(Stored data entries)

***

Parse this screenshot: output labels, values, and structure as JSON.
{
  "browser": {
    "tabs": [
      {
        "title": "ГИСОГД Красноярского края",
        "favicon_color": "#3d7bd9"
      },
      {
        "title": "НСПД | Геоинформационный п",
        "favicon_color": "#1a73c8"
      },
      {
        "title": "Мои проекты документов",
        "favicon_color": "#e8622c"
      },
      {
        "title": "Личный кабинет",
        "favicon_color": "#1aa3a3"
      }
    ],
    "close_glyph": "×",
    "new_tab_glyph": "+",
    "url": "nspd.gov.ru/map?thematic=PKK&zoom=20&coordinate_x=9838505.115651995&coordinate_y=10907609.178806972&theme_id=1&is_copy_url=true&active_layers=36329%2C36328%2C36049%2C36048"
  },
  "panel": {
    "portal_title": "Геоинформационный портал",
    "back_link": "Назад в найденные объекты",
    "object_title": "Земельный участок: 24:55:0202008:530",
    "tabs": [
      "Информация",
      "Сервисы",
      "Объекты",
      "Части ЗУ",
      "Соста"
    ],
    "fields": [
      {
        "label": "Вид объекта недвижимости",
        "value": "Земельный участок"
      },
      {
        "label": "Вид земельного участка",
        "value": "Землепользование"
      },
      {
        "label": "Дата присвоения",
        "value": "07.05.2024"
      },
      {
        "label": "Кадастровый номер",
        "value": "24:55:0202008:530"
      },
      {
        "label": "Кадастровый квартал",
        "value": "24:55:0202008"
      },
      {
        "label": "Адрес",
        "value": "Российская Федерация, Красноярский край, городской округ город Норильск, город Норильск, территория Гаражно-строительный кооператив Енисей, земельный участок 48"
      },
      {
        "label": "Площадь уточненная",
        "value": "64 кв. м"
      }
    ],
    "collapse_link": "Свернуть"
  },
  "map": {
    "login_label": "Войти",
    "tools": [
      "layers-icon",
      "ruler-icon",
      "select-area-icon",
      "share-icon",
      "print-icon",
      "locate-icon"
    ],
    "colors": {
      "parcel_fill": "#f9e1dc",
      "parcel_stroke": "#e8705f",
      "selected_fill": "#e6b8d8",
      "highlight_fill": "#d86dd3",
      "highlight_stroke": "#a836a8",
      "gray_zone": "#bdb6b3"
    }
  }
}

***

**Exercise:**
Recopy the whole listing exactly.

**Exercise output:**
Parse this screenshot: output labels, values, and structure as JSON.
{
  "browser": {
    "tabs": [
      {
        "title": "ГИСОГД Красноярского края",
        "favicon_color": "#3d7bd9"
      },
      {
        "title": "НСПД | Геоинформационный п",
        "favicon_color": "#1a73c8"
      },
      {
        "title": "Мои проекты документов",
        "favicon_color": "#e8622c"
      },
      {
        "title": "Личный кабинет",
        "favicon_color": "#1aa3a3"
      }
    ],
    "close_glyph": "×",
    "new_tab_glyph": "+",
    "url": "nspd.gov.ru/map?thematic=PKK&zoom=20&coordinate_x=9838505.115651995&coordinate_y=10907609.178806972&theme_id=1&is_copy_url=true&active_layers=36329%2C36328%2C36049%2C36048"
  },
  "panel": {
    "portal_title": "Геоинформационный портал",
    "back_link": "Назад в найденные объекты",
    "object_title": "Земельный участок: 24:55:0202008:530",
    "tabs": [
      "Информация",
      "Сервисы",
      "Объекты",
      "Части ЗУ",
      "Соста"
    ],
    "fields": [
      {
        "label": "Вид объекта недвижимости",
        "value": "Земельный участок"
      },
      {
        "label": "Вид земельного участка",
        "value": "Землепользование"
      },
      {
        "label": "Дата присвоения",
        "value": "07.05.2024"
      },
      {
        "label": "Кадастровый номер",
        "value": "24:55:0202008:530"
      },
      {
        "label": "Кадастровый квартал",
        "value": "24:55:0202008"
      },
      {
        "label": "Адрес",
        "value": "Российская Федерация, Красноярский край, городской округ город Норильск, город Норильск, территория Гаражно-строительный кооператив Енисей, земельный участок 48"
      },
      {
        "label": "Площадь уточненная",
        "value": "64 кв. м"
      }
    ],
    "collapse_link": "Свернуть"
  },
  "map": {
    "login_label": "Войти",
    "tools": [
      "layers-icon",
      "ruler-icon",
      "select-area-icon",
      "share-icon",
      "print-icon",
      "locate-icon"
    ],
    "colors": {
      "parcel_fill": "#f9e1dc",
      "parcel_stroke": "#e8705f",
      "selected_fill": "#e6b8d8",
      "highlight_fill": "#d86dd3",
      "highlight_stroke": "#a836a8",
      "gray_zone": "#bdb6b3"
    }
  }
}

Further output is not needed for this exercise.